Work to complete:
a – In the forum question about a custom kernel for GPR, list the names of all methods defined in the class RangeLimitedRBFTest.
b – Rewrite more concisely the paragraph of the forum question about a custom kernel for GPR that begins "I would like to write a RBF kernel", preserving its main facts.
c – Extend the forum question about a custom kernel for GPR, starting after its final line.

Text to read:

____

Create custom kernel for GPR

Question

I would like to write a RBF kernel that is working only in a specific range on X axis. I tried to write a class that contains a RBF kernel to test the code

class RangeLimitedRBFTest(Kernel):
    def __init__(self, length_scale=1.0, length_scale_bounds=(1e-5, 1e5), x_min = 0., x_max = 1.):
        self.length_scale = length_scale
        self.length_scale_bounds = length_scale_bounds
        self.rbf_kernel = RBF(length_scale, length_scale_bounds)
        self.x_min = x_min
        self.x_max = x_max

    def __call__(self, X, Y=None, eval_gradient=False):
        if eval_gradient and Y is not None:
            raise ValueError("Gradient can only be evaluated when Y is None.")
        
        X = np.atleast_2d(X)
        if Y is not None:
            Y = np.atleast_2d(Y)

        print(f"X shape: {X.shape}")
        if Y is not None:
            print(f"Y shape: {Y.shape}")
        else:
            print("Y shape: None")

        K_rbf = self.rbf_kernel(X, Y, eval_gradient=eval_gradient)

        if eval_gradient:
            K, K_grad = K_rbf
            print(f"Kernel matrix shape (K): {K.shape}")
            print(f"Kernel gradient matrix shape (K_grad): {K_grad.shape}")
            return K, K_grad
        else:
            K = K_rbf
            return K

    def diag(self, X):
        return self.rbf_kernel.diag(X)

    def is_stationary(self):
        return self.rbf_kernel.is_stationary()

The implementation and the fitting is like this

kernel = 1.0 * RangeLimitedRBFTest(length_scale=0.1, length_scale_bounds=(8e-2, 8e-1), x_min=0., x_max=2.5) + WhiteKernel(noise_level=0.5, noise_level_bounds=(1e-2, 1e1))
gaussian_process = GaussianProcessRegressor(kernel=kernel, n_restarts_optimizer=1, alpha=1e-5, optimizer='fmin_l_bfgs_b')
gaussian_process.optimizer_kwargs = {"max_iter": 10000} 
gaussian_process.fit(X, T_PMT)

If I run the code I get the following output

X shape: (6248, 1)
Y shape: None
Kernel matrix shape (K): (6248, 6248)
Kernel gradient matrix shape (K_grad): (6248, 6248, 1)
ValueError: 0-th dimension must be fixed to 2 but got 3


The above exception was the direct cause of the following exception:

Traceback (most recent call last):
  File "/home/tdaq/cremonini/pt100_probe/read_temperatures.py", line 97, in <module>
    gaussian_process.fit(X, T_PMT)
  File "/home/tdaq/.local/lib/python3.10/site-packages/sklearn/base.py", line 1389, in wrapper
    return fit_method(estimator, *args, **kwargs)

____

Dataset content:
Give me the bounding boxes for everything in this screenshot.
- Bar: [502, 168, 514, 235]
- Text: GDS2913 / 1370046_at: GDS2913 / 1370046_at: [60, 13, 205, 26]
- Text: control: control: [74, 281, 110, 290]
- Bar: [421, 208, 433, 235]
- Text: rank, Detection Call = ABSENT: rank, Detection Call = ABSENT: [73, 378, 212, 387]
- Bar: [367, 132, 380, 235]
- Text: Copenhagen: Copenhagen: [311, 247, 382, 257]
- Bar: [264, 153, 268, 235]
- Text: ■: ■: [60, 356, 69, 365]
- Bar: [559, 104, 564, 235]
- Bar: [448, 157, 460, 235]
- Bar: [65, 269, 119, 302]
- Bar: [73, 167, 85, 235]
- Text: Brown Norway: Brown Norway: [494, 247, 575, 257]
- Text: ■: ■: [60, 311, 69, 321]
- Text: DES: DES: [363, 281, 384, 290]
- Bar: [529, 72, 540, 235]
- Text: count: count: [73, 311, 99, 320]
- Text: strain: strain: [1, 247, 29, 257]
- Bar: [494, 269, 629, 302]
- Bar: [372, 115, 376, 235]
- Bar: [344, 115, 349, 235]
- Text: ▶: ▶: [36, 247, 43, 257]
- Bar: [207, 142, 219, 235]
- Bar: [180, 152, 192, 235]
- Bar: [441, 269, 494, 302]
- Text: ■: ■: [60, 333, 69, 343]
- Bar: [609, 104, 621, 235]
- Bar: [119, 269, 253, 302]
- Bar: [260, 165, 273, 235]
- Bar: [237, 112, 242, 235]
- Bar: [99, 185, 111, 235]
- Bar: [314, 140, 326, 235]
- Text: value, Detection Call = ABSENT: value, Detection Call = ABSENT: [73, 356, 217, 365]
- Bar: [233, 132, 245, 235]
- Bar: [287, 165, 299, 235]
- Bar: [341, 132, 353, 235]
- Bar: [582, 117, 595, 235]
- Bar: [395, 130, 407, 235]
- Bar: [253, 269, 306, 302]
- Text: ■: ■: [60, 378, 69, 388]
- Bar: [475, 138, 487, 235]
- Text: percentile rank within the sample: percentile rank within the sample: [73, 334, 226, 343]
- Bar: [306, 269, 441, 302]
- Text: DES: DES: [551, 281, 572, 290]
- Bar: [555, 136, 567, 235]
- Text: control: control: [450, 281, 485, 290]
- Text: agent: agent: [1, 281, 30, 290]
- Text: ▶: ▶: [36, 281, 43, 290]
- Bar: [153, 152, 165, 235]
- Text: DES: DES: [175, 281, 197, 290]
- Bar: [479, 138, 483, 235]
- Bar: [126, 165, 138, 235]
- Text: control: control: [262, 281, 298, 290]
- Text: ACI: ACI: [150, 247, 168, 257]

____

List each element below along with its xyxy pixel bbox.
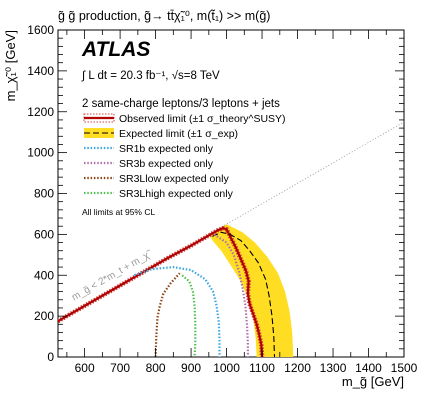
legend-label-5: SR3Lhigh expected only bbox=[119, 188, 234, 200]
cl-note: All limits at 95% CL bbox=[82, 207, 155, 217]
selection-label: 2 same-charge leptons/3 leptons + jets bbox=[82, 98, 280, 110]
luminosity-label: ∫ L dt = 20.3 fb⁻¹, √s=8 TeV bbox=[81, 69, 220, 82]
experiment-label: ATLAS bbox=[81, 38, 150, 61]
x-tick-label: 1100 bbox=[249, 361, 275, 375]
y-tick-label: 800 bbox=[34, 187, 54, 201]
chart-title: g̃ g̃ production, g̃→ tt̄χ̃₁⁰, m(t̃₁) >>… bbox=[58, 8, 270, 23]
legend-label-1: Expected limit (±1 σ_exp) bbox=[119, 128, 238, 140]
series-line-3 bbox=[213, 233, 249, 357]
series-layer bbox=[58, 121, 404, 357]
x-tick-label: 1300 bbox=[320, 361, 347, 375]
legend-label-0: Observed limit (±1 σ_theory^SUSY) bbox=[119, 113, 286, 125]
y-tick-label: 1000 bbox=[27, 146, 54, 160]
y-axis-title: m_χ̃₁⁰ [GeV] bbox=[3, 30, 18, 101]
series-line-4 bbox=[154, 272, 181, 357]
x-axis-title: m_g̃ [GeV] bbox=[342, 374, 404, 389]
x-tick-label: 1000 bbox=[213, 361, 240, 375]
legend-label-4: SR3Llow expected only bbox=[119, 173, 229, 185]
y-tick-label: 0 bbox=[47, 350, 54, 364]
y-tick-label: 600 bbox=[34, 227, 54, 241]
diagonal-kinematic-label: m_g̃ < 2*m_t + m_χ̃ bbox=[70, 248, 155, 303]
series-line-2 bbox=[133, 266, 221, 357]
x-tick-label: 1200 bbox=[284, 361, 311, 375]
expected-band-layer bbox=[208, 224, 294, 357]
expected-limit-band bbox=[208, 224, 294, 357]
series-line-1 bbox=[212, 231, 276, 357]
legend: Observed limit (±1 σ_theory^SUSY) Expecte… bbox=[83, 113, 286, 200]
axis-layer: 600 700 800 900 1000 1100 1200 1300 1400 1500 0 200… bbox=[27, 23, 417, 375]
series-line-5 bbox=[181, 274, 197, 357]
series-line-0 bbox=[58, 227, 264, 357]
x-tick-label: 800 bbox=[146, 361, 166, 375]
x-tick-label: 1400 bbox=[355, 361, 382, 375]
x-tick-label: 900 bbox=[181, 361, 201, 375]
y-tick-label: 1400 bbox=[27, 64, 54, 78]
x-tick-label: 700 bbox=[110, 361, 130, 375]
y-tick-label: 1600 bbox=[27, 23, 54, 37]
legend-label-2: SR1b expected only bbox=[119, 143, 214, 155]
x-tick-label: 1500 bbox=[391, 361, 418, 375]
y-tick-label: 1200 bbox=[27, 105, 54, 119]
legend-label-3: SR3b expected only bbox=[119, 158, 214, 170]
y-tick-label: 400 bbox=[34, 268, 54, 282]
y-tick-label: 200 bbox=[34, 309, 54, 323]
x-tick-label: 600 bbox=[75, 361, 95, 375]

____

Responses to the exercise:
a – __init__, __call__, diag, is_stationary

b – The poster wants an RBF kernel that works only within a specific range on the X axis and has written a class containing an RBF kernel to test the code.

c –
  File "/home/tdaq/.local/lib/python3.10/site-packages/sklearn/gaussian_process/_gpr.py", line 308, in fit
    self._constrained_optimization(
  File "/home/tdaq/.local/lib/python3.10/site-packages/sklearn/gaussian_process/_gpr.py", line 653, in _constrained_optimization
    opt_res = scipy.optimize.minimize(
  File "/cvmfs/atlas.cern.ch/repo/sw/software/0.3/StatAnalysis/0.3.1/InstallArea/x86_64-el9-gcc13-opt/lib/python3.10/site-packages/scipy/optimize/_minimize.py", line 713, in minimize
    res = _minimize_lbfgsb(fun, x0, args, jac, bounds,
  File "/cvmfs/atlas.cern.ch/repo/sw/software/0.3/StatAnalysis/0.3.1/InstallArea/x86_64-el9-gcc13-opt/lib/python3.10/site-packages/scipy/optimize/_lbfgsb_py.py", line 360, in _minimize_lbfgsb
    _lbfgsb.setulb(m, x, low_bnd, upper_bnd, nbd, f, g, factr,
ValueError: failed in converting 7th argument `g' of _lbfgsb.setulb to C/Fortran array

If i try to use the usual RBF kernel, the code works without any problem. I tried also to disable the optimizer optimizer=None and the code works but I get very large error.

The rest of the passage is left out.